# Text
/---

During early spawning periods and again in the months of September through December, these shallow-water areas can be a good bet for producing an enjoyable day in the boat. There’s nothing quite like having a largemouth roll up and engulf a topwater bait in water that’s only inches deep.

While in my mid 20s, I would leave my home in Michigan to spend a week or two fishing with schoolmates who had moved to Alabama after graduation. Back then, a buzzbait was considered by my crew as some crazy bait that made so much noise that it would surly scare off any bass in the area. It didn’t take many trips here for this Yankee to realize that these Bama anglers had it going on when it came to putting bass in the boat with buzzbaits and a dozen other shallow-water baits.

This shallow-water casting to structure was fun!

After moving from Michigan to join the Crimson Tide and Auburn Tiger fans in this great state some 12 years ago, I began meeting friends who would take my schooling on bass beyond simply casting to shoreline structure. I began to understand that to consistently put Alabama bass in the boat, you had to put a little science to the sport. The where, when, why and how was easy in the spring. Knowing where to go and what to use after that is what separates novice bass guys like me from the true anglers.

\---

# Collected material
/---

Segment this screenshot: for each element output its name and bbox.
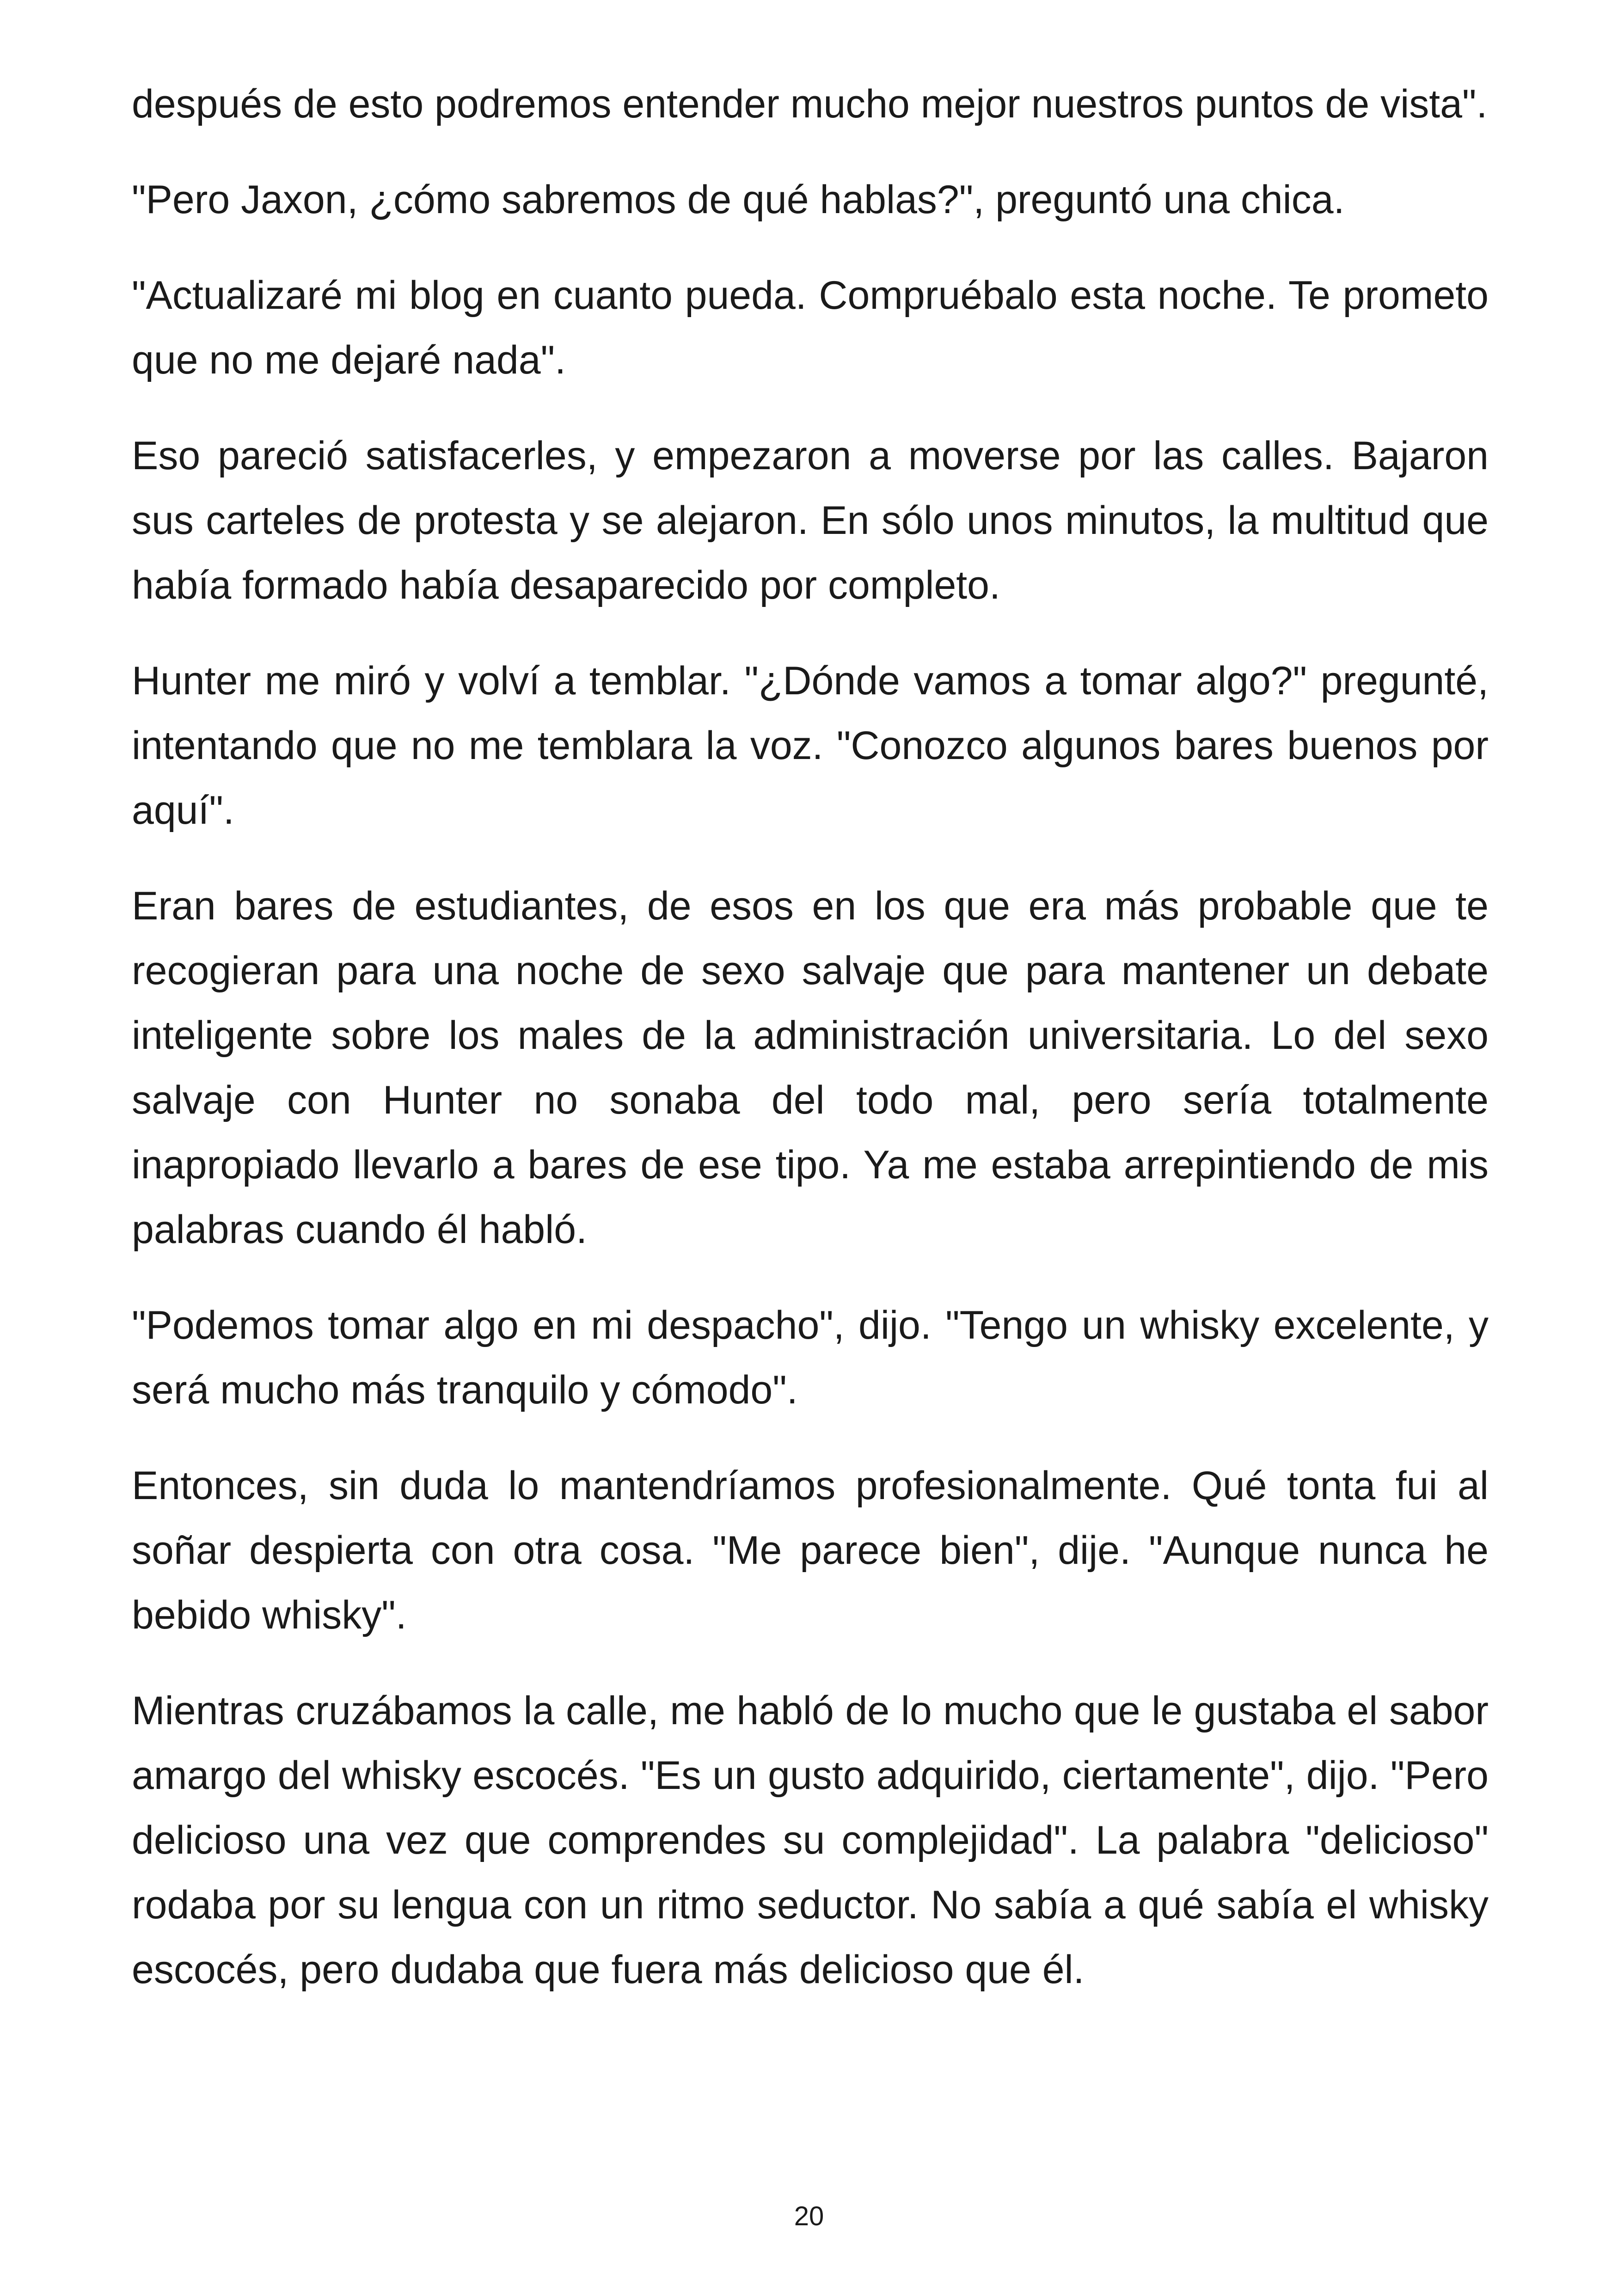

\---

# What needs to be done
Continue the piece on shallow-water bass fishing in Alabama, starting right after its last sentence.

# Exercise output
Since my move south, I’ve enjoyed fishing north Alabama waters such as Pickwick, Wilson and Wheeler Lakes.

The other lake that I’ve heard an awful lot about and was anxious to try was Guntersville.

Even during an extremely hot year such as we’ve been experiencing, the photos of large bass I’ve seen coming from Guntersville has placed it at the top of my list for favorite places to fish.

A recent opportunity to feed my addiction to topwater and jig hook-setting came when I was invited to join full-time professional fishing guide, Capt. John Maner for some time fishing the Guntersville waters.

While my bass fishing skills still need a lot of honing, I’ve had the privilege of fishing professionally on the Stratos Factory Pro Staff as a walleye angler. During that time I met a lot of great bass anglers, but from what I’ve seen, read and heard, none much better than the man I was about to join in a boat. This was one trip and interview I was really looking forward to.

“Like most other lakes, Guntersville will give up some awful nice bass along shoreline structure in the spring during the prespawn and spawn,” John told me. “During that period, it’s not terribly difficult to know where they’ll likely be and why they’re there. The summer months can be a bit tougher to locate the bass, but, beginning in September, the fish will start funneling back to some of those same early season areas. Once they do, most of the baits used early on will work again.”

Now, let me see if I’ve got this straight. I’m about to fish arguably north Alabama’s best big-bass lake at a time when the bite is shallow with plenty of topwater activity! Yea, I’m excited! It’s tough putting my rod and reel down long enough to finish the interview, but OK, here it goes!

With respect to finding the bass now that fall is beginning, I asked my guide what anglers should be looking for after leaving the launch.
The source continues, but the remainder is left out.